Document excerpt –
-- START --
The principal activities of a scientific commission are:
The setting up of an annual meeting of the commission, to elaborate an activity program for the next year and accept the report of the previous meeting,
The dispersion of an electronic newsletter, at least once a year, for the members of the commission, with copy to the secretary general and with a list of all the members of the commission, as well as their corresponding email and postal address,
The organization of scientific activities (colloquia, conferences, sessions, thematic schools) during each UISPP world congress and at least once in between; these activities are published.

Congresses of the CISPP and IUPPS 

 First congress: 1932, London
 Second congress: 1936, Oslo
 Third congress: 1950, Zürich
 Fourth congress: 1954, Madrid
 Fifth congress: 1958, Hamburg
 Sixth congress: 1962, Rome
 Seventh congress: 1966, Prague
 Eighth congress: 1971, Belgrade
 Ninth congress: 1976, Nice
 Tenth congress: 1981, Mexico City
 Eleventh congress: 1987, Mainz
 Twelfth congress: 1991, Bratislava
 Thirteenth congress: 1996, Forlì
 Fourteenth congress: 2001, Liège
 Fifteenth congress: 2006, Lisbon
 Sixteenth congress: 2011, Florianópolis
 Seventeenth congress: 2014, Burgos

The Eleventh congress should have been held in 1986 at Southampton, but the decision of the British organising committee, led by Peter Ucko, to exclude South African and Namibian delegates, despite they were opposed to apartheid, led to the foundation of the World Archaeological Congress and the delay of the IUPPS congress until 1987. Whereas the majority of UISPP members rejected the split as a divide of researchers and an opportunist move, writing in 1987, Peter Ucko still described the IUPPS as,

a dinosaur which continues to seek to manipulate the world situation according to its archaic Western European preconceptions about what is relevant and important and what is not. It does so by devices such as the imposition of white rules and regulations which no one bothers to explain and by the manipulation of bureaucratic procedures.
-- END --
Information provided –
-- START --
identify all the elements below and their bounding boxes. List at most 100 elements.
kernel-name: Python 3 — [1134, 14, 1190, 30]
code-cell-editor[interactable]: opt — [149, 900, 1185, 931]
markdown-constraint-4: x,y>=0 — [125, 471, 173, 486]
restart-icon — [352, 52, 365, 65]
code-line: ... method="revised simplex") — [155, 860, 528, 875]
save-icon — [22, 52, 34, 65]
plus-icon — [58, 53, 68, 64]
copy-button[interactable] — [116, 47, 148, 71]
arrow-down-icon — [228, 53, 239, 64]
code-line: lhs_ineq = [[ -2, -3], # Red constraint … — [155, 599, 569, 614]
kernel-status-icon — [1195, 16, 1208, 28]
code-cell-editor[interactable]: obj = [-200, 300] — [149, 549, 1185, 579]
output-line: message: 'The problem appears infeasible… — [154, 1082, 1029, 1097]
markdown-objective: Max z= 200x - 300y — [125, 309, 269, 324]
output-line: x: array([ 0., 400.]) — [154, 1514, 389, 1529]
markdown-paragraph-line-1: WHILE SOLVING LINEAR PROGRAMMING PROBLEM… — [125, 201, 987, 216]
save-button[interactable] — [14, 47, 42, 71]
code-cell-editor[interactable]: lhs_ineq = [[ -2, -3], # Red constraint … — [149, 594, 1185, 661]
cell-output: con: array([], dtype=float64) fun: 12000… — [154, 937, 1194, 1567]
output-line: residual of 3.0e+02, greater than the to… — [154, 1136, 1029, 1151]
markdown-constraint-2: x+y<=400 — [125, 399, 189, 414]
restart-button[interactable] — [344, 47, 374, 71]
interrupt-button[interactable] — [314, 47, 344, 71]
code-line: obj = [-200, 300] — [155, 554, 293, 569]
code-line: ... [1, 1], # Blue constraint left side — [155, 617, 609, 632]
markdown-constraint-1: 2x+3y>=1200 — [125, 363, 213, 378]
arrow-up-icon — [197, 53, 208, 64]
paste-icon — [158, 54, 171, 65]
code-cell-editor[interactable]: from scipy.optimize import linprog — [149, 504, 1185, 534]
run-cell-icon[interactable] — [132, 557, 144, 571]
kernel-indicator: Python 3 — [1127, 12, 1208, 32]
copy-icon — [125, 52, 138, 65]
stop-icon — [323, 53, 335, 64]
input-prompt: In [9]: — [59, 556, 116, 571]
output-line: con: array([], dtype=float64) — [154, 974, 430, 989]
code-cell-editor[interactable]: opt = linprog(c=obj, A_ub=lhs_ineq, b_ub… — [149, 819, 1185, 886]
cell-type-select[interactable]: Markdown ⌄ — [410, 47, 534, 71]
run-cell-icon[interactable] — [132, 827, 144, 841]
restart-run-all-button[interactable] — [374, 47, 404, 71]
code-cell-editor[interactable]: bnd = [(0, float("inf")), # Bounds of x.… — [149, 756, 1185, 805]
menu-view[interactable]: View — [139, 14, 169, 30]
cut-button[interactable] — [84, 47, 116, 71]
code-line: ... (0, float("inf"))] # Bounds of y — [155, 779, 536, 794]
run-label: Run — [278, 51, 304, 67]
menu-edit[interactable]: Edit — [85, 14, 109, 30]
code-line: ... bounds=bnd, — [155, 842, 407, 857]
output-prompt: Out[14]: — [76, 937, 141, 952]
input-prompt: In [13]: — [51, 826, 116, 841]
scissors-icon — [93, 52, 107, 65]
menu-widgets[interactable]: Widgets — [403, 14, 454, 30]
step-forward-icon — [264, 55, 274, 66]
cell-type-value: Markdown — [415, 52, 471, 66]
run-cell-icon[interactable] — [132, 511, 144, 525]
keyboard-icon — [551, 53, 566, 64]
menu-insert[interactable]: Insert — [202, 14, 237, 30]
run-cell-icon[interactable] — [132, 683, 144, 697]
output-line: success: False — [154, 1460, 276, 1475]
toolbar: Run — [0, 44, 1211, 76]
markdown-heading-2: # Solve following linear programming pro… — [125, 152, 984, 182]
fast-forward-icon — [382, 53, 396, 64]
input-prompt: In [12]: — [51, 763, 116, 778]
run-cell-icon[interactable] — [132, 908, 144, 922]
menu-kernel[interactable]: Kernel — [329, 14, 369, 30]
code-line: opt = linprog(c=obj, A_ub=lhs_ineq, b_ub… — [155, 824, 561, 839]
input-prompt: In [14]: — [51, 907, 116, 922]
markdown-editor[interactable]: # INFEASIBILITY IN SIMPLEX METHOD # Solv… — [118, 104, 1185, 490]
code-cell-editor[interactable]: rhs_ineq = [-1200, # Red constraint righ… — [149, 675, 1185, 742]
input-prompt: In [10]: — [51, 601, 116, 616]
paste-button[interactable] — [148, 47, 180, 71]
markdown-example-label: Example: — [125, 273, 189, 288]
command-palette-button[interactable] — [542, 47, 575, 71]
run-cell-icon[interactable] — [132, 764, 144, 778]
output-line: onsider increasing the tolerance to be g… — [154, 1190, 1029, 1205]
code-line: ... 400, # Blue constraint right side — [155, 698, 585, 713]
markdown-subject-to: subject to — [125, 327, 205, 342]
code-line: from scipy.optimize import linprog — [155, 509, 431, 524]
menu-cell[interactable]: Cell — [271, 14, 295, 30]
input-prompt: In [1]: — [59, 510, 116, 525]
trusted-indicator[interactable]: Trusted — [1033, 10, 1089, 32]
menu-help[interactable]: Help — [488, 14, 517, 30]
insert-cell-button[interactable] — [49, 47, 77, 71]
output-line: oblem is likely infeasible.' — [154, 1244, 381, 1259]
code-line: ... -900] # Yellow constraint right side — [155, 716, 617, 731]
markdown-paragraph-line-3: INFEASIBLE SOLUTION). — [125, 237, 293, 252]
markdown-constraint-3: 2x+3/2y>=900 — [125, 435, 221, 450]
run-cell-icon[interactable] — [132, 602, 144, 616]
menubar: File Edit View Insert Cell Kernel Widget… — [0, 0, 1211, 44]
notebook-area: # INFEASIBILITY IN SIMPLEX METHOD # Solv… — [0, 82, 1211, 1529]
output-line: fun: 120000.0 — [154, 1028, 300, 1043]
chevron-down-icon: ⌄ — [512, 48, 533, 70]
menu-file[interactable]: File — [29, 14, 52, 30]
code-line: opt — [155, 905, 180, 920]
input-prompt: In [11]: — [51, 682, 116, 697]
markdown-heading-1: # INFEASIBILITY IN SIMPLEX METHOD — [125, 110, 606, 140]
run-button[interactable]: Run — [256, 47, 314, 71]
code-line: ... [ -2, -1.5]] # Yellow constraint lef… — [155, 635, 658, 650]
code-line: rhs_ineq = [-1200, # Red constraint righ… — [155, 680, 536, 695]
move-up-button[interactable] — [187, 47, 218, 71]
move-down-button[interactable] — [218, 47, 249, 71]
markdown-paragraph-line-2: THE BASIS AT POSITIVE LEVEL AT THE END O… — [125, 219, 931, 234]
-- END --
Exercise 1 – In the text on the IUPPS congresses, could you rewrite the part starting at "The Eleventh congress" and ending at "of bureaucratic procedures.", swapping "dinosaur" for "fossil"?
Exercise 2 – Can you continue the text on the IUPPS congresses from the point where it stops?

Task result 1 –
The Eleventh congress should have been held in 1986 at Southampton, but the decision of the British organising committee, led by Peter Ucko, to exclude South African and Namibian delegates, despite they were opposed to apartheid, led to the foundation of the World Archaeological Congress and the delay of the IUPPS congress until 1987. Whereas the majority of UISPP members rejected the split as a divide of researchers and an opportunist move, writing in 1987, Peter Ucko still described the IUPPS as,

a fossil which continues to seek to manipulate the world situation according to its archaic Western European preconceptions about what is relevant and important and what is not. It does so by devices such as the imposition of white rules and regulations which no one bothers to explain and by the manipulation of bureaucratic procedures.

Task result 2 –
UISPP lamented this approach and kept its activity. Since 2005 relations between UISPP and WAC were resumed. Despite initial divides, UISPP remained focused in prehistoric and protohistoric research, while WAC evolved primarily into political committed approaches, the two organisations having therefore different scopes.

The XVIII world Congress of UISPP will be held in Paris, June 2018. It will have as a major topic "Adaptation and sustainability of prehistoric and protohistoric societies confronted to climate change". This major congress will be articulated with the current refoundation of Humanities that is being led by the International Council for the Philosophy and Human Sciences (that includes UISPP) and UNESCO. As for each worldwide UISPP congress, the congress is opened to any other sessions, independently of the above general theme, which could be proposed during the general call for sessions.

References
 Ucko, P.J., Academic Freedom and Apartheid, London: Duckworth, 1987.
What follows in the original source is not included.